PROBLEM DETAILS
Extract each line where the string "title" shows up.

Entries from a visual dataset
----
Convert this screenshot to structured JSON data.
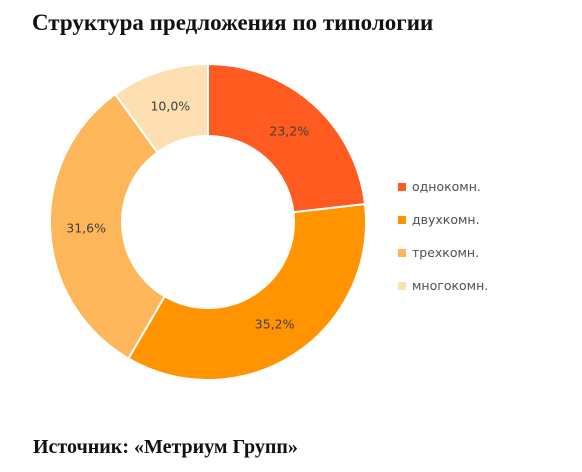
{
  "title": "Структура предложения по типологии",
  "source": "Источник: «Метриум Групп»",
  "chart_data": {
    "type": "pie",
    "variant": "donut",
    "categories": [
      "однокомн.",
      "двухкомн.",
      "трехкомн.",
      "многокомн."
    ],
    "values": [
      23.2,
      35.2,
      31.6,
      10.0
    ],
    "labels": [
      "23,2%",
      "35,2%",
      "31,6%",
      "10,0%"
    ],
    "colors": [
      "#FF5A1F",
      "#FF9300",
      "#FDB65A",
      "#FEDFB2"
    ],
    "legend_position": "right",
    "start_angle": "12 o'clock",
    "direction": "clockwise"
  }
}
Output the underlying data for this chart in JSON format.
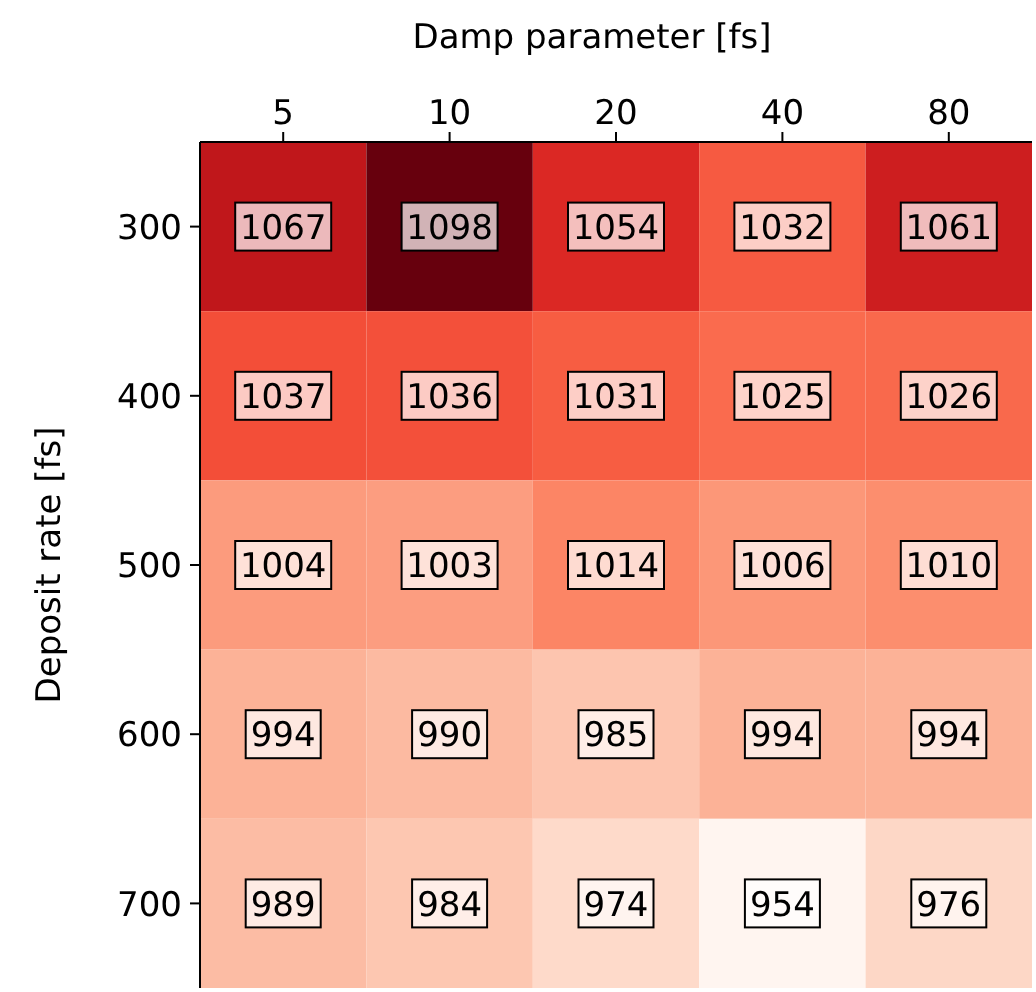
{
  "chart_data": {
    "type": "heatmap",
    "xlabel": "Damp parameter [fs]",
    "ylabel": "Deposit rate [fs]",
    "categories": [
      "5",
      "10",
      "20",
      "40",
      "80"
    ],
    "y_categories": [
      "300",
      "400",
      "500",
      "600",
      "700"
    ],
    "cells": [
      [
        1067,
        1098,
        1054,
        1032,
        1061
      ],
      [
        1037,
        1036,
        1031,
        1025,
        1026
      ],
      [
        1004,
        1003,
        1014,
        1006,
        1010
      ],
      [
        994,
        990,
        985,
        994,
        994
      ],
      [
        989,
        984,
        974,
        954,
        976
      ]
    ],
    "data_labels": true
  }
}
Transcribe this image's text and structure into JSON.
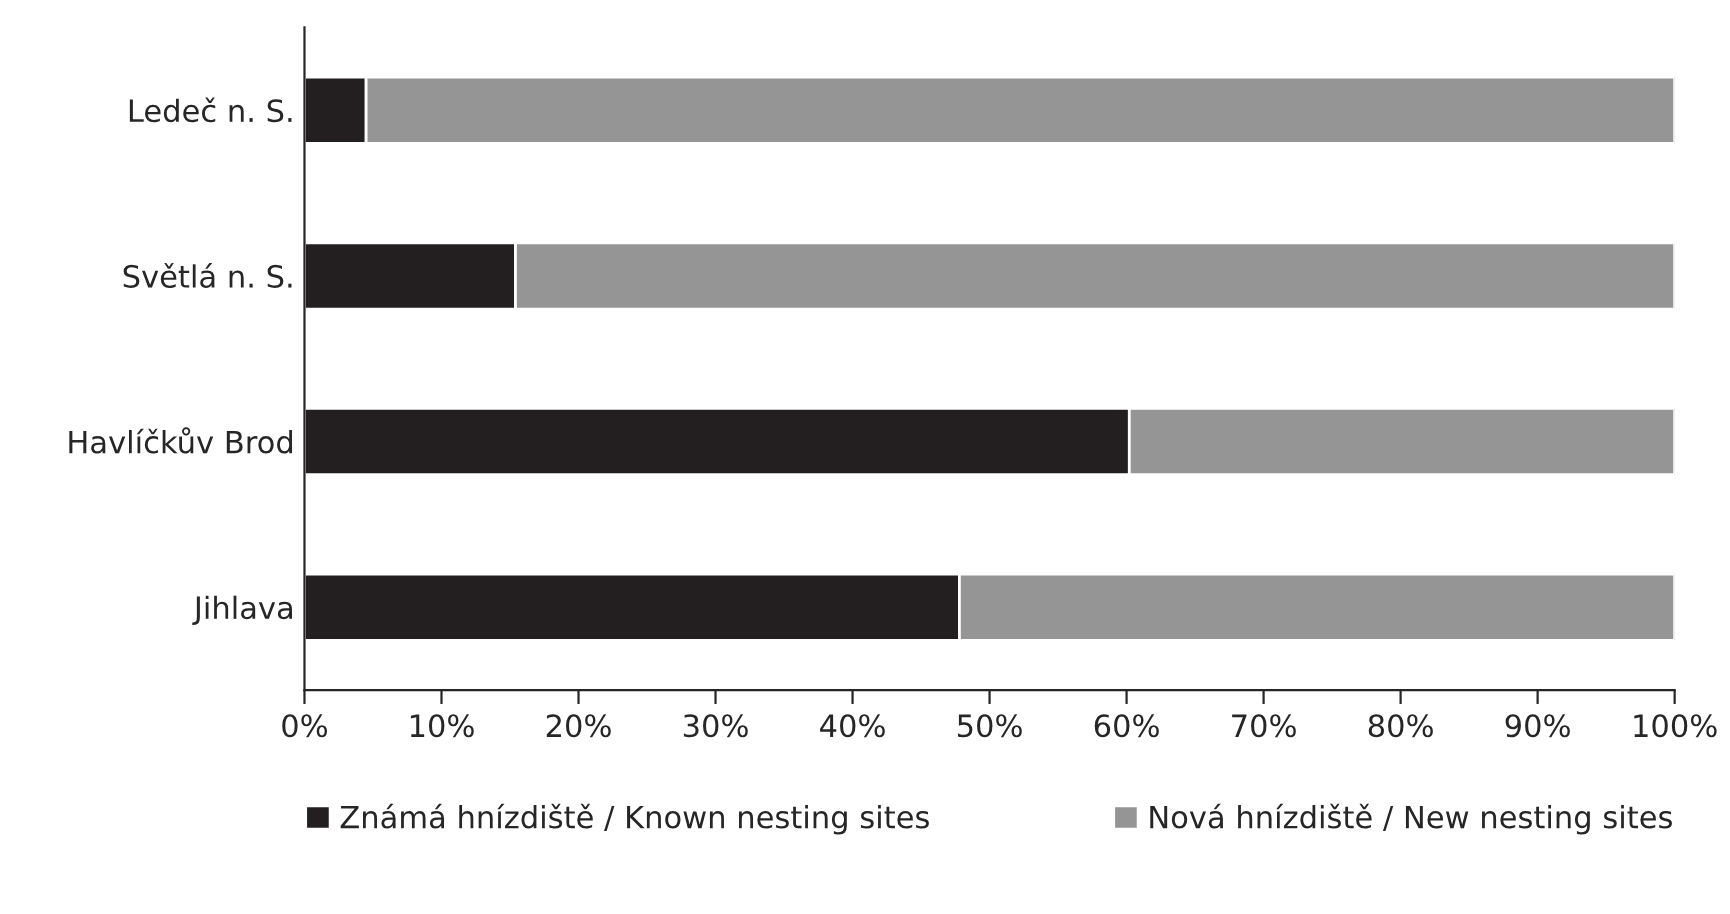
{
  "chart_data": {
    "type": "bar",
    "orientation": "horizontal",
    "stacked": true,
    "categories": [
      "Ledeč n. S.",
      "Světlá n. S.",
      "Havlíčkův Brod",
      "Jihlava"
    ],
    "series": [
      {
        "name": "Známá hnízdiště / Known nesting sites",
        "color": "#231f20",
        "values": [
          4.5,
          15.4,
          60.2,
          47.8
        ]
      },
      {
        "name": "Nová hnízdiště / New nesting sites",
        "color": "#959595",
        "values": [
          95.5,
          84.6,
          39.8,
          52.2
        ]
      }
    ],
    "xlim": [
      0,
      100
    ],
    "xticks": [
      {
        "value": 0,
        "label": "0%"
      },
      {
        "value": 10,
        "label": "10%"
      },
      {
        "value": 20,
        "label": "20%"
      },
      {
        "value": 30,
        "label": "30%"
      },
      {
        "value": 40,
        "label": "40%"
      },
      {
        "value": 50,
        "label": "50%"
      },
      {
        "value": 60,
        "label": "60%"
      },
      {
        "value": 70,
        "label": "70%"
      },
      {
        "value": 80,
        "label": "80%"
      },
      {
        "value": 90,
        "label": "90%"
      },
      {
        "value": 100,
        "label": "100%"
      }
    ],
    "grid": false,
    "legend": "bottom"
  }
}
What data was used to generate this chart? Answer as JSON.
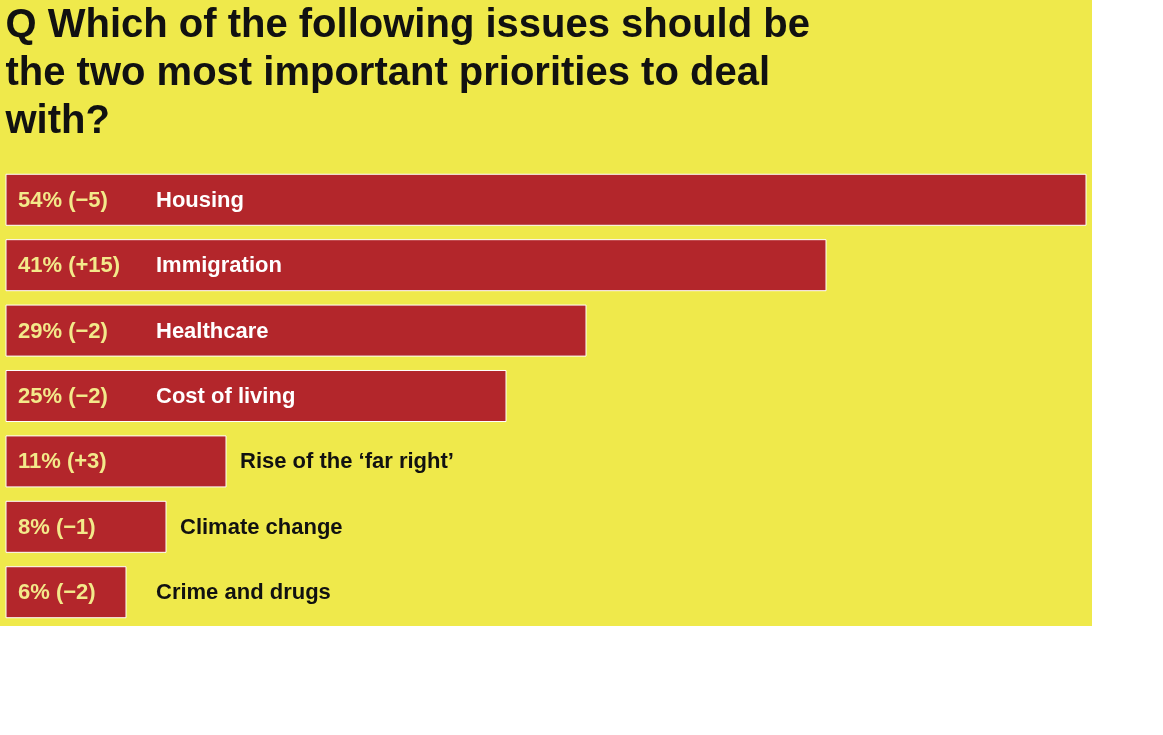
{
  "chart_data": {
    "type": "bar",
    "orientation": "horizontal",
    "title": "Q Which of the following issues should be the two most important priorities to deal with?",
    "categories": [
      "Housing",
      "Immigration",
      "Healthcare",
      "Cost of living",
      "Rise of the ‘far right’",
      "Climate change",
      "Crime and drugs"
    ],
    "values": [
      54,
      41,
      29,
      25,
      11,
      8,
      6
    ],
    "value_labels": [
      "54% (−5)",
      "41% (+15)",
      "29% (−2)",
      "25% (−2)",
      "11% (+3)",
      "8% (−1)",
      "6% (−2)"
    ],
    "color": "#b3262b",
    "grid": false
  }
}
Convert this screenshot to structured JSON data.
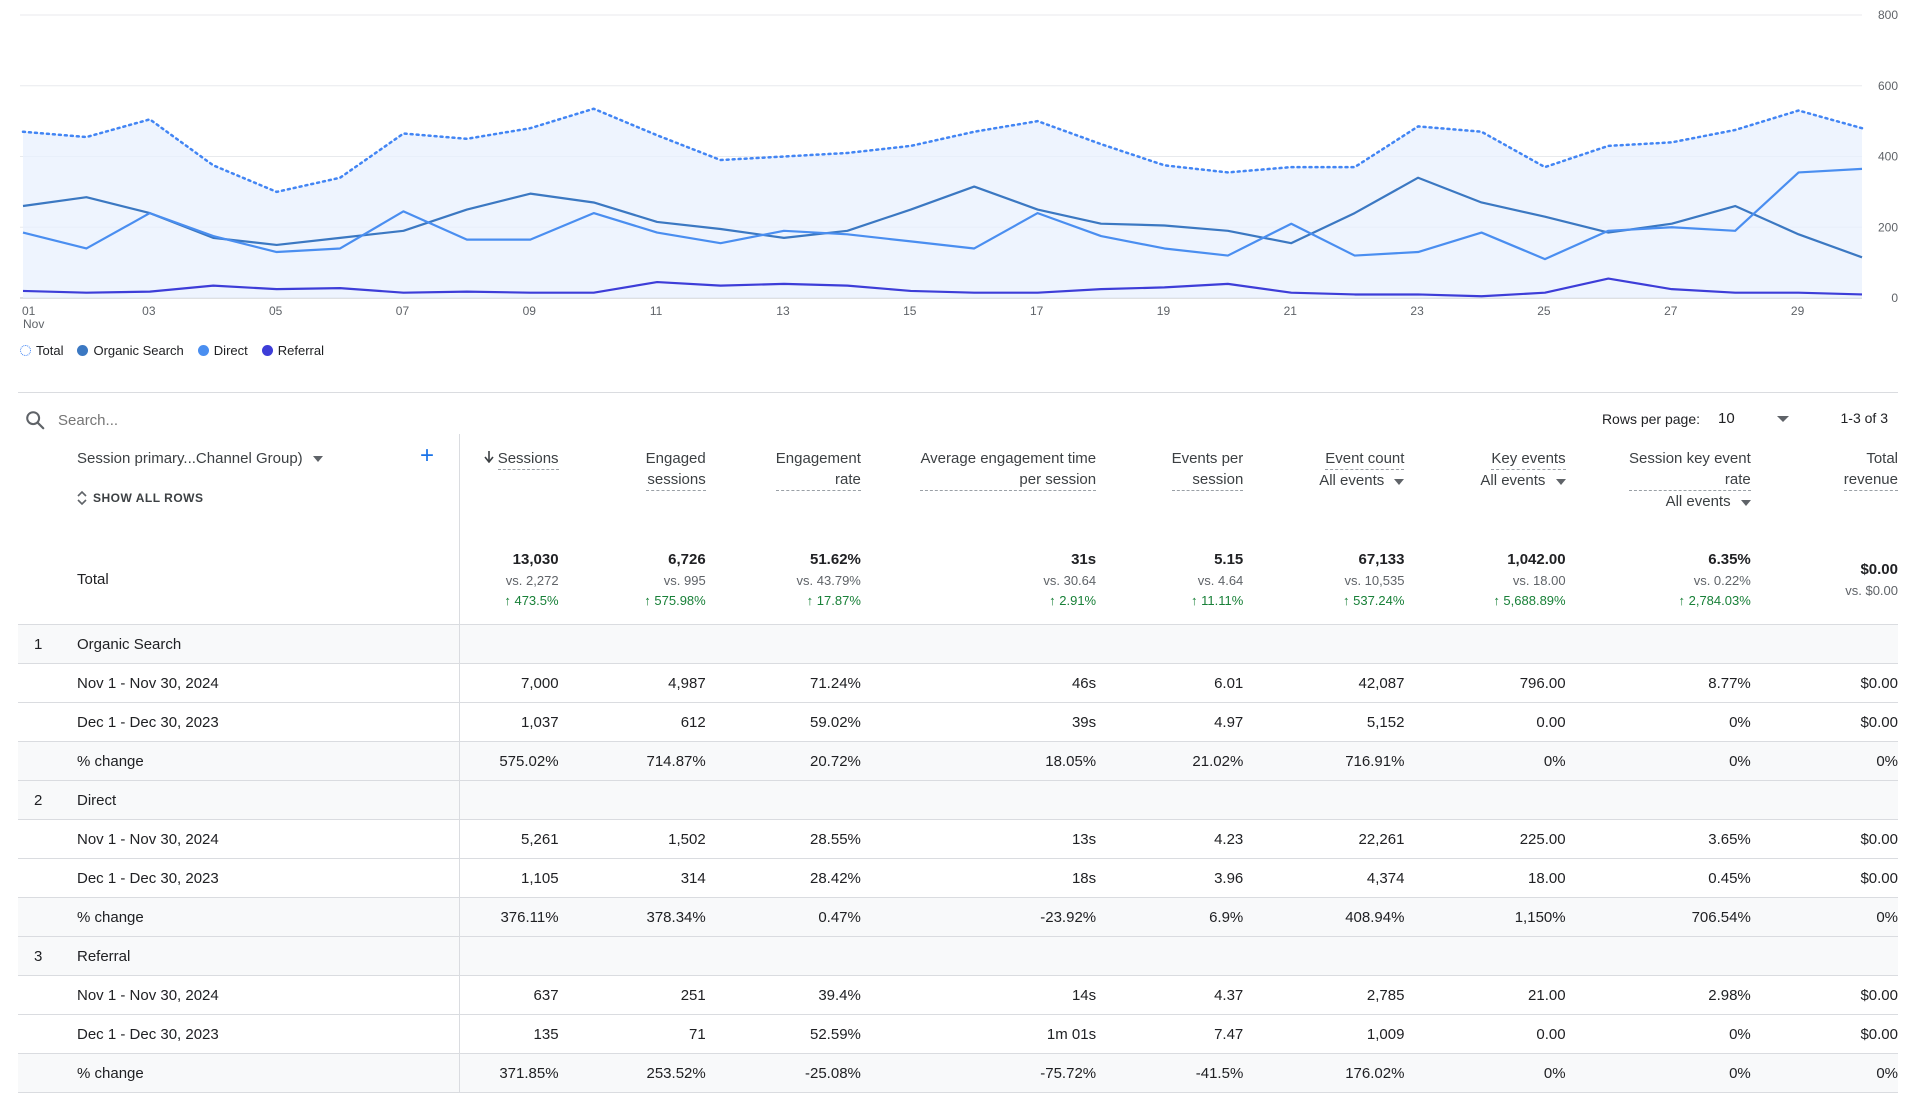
----
OUTPUT OF THE TASK
  "title": "Структура предложения по типологии",
    "title": "Q Which of the following issues should be the two most important priorities to deal with?",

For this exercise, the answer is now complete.